> **Request**: For each line below that includes the word "unusual", make a copy.
◇ ◇ ◇
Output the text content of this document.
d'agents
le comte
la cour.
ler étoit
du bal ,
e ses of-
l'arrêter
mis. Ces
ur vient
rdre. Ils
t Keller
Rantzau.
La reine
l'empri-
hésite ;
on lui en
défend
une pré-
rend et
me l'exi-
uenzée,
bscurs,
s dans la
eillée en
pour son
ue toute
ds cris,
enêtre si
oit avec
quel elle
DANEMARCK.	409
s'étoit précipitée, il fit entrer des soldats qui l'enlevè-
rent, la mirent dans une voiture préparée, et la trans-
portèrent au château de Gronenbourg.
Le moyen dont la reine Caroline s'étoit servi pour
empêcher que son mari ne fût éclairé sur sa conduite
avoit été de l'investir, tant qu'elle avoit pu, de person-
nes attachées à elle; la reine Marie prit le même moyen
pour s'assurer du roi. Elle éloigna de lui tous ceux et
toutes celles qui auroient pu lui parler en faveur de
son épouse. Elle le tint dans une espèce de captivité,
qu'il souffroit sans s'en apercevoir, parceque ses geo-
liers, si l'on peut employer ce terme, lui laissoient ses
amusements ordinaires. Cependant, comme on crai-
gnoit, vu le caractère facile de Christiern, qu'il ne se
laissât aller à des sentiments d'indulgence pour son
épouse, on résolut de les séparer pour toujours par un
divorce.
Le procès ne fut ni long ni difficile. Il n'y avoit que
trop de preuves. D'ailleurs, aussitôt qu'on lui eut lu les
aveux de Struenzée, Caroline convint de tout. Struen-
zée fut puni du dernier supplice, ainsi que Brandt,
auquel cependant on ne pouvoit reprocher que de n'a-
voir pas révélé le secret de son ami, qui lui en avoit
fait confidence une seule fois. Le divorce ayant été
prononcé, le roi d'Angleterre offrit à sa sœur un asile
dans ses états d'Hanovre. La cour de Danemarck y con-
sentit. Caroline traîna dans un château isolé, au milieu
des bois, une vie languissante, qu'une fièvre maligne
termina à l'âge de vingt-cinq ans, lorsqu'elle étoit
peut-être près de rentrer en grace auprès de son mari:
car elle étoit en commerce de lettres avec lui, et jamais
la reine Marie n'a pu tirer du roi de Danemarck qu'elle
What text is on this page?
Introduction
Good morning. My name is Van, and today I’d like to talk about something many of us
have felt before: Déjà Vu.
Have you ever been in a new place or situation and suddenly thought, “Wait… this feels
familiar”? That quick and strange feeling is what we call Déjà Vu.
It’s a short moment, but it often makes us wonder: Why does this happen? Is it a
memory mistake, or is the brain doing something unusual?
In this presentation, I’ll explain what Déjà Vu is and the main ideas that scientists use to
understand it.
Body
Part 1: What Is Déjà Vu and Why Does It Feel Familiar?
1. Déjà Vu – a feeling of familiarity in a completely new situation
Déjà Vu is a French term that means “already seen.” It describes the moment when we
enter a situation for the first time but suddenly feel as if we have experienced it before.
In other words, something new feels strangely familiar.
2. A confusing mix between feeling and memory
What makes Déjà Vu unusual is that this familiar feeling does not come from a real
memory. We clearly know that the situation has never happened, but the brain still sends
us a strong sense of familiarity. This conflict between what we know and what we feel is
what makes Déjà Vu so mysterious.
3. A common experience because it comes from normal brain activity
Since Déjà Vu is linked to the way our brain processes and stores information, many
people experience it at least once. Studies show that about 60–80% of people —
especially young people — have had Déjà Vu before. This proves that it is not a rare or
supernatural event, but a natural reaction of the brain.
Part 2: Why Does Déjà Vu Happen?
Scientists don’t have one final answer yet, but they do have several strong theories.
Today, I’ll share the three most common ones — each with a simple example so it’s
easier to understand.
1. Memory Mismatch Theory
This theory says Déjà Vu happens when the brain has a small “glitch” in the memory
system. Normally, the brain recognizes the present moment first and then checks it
◇ ◇ ◇
> **Exercise output**:
memory mistake, or is the brain doing something unusual?
What makes Déjà Vu unusual is that this familiar feeling does not come from a real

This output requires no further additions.